[Start of Data supplied]

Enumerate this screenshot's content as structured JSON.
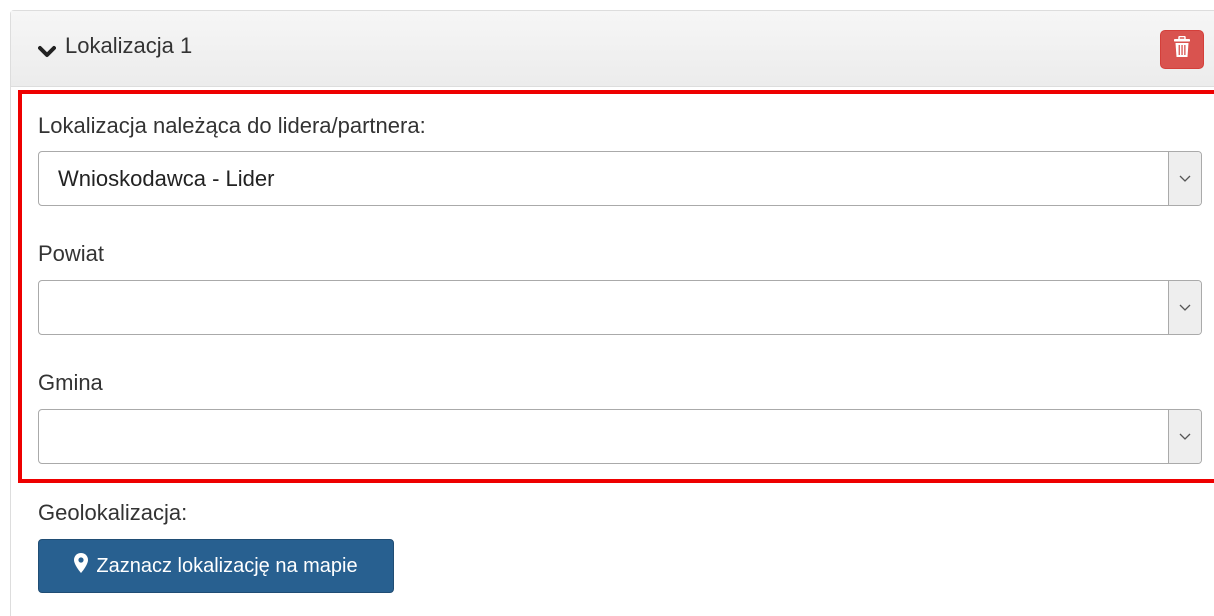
{
  "panel": {
    "title": "Lokalizacja 1",
    "chevron_icon": "chevron-down-icon",
    "delete_icon": "trash-icon",
    "delete_color": "#d9534f"
  },
  "fields": {
    "partner": {
      "label": "Lokalizacja należąca do lidera/partnera:",
      "value": "Wnioskodawca - Lider"
    },
    "powiat": {
      "label": "Powiat",
      "value": ""
    },
    "gmina": {
      "label": "Gmina",
      "value": ""
    }
  },
  "geolocation": {
    "label": "Geolokalizacja:",
    "button_label": "Zaznacz lokalizację na mapie",
    "button_icon": "map-marker-icon",
    "button_color": "#286090"
  },
  "highlight_color": "#ee0000"
}
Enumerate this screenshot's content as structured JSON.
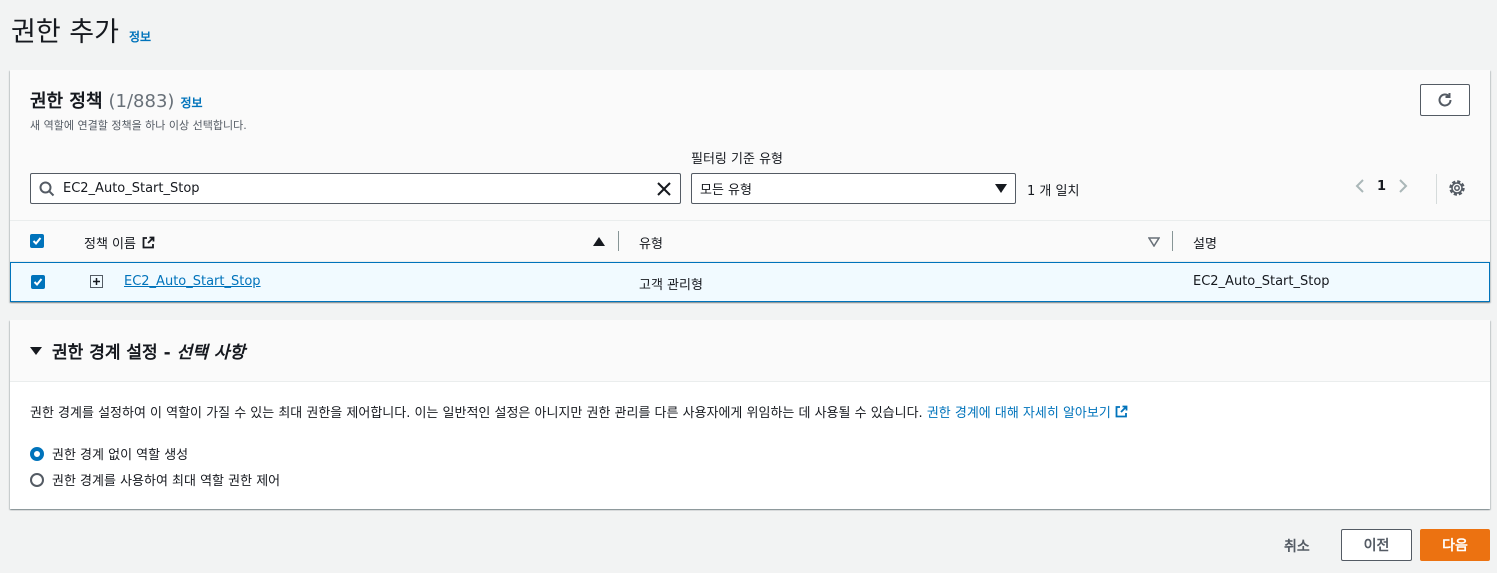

[End of Data supplied]

What the task requires
Copy the whole of the material above exactly, but not its images.

Exercise answer
Enumerate this screenshot's content as structured JSON.
{
  "panel": {
    "title": "Lokalizacja 1",
    "chevron_icon": "chevron-down-icon",
    "delete_icon": "trash-icon",
    "delete_color": "#d9534f"
  },
  "fields": {
    "partner": {
      "label": "Lokalizacja należąca do lidera/partnera:",
      "value": "Wnioskodawca - Lider"
    },
    "powiat": {
      "label": "Powiat",
      "value": ""
    },
    "gmina": {
      "label": "Gmina",
      "value": ""
    }
  },
  "geolocation": {
    "label": "Geolokalizacja:",
    "button_label": "Zaznacz lokalizację na mapie",
    "button_icon": "map-marker-icon",
    "button_color": "#286090"
  },
  "highlight_color": "#ee0000"
}
Enumerate this screenshot's content as structured JSON.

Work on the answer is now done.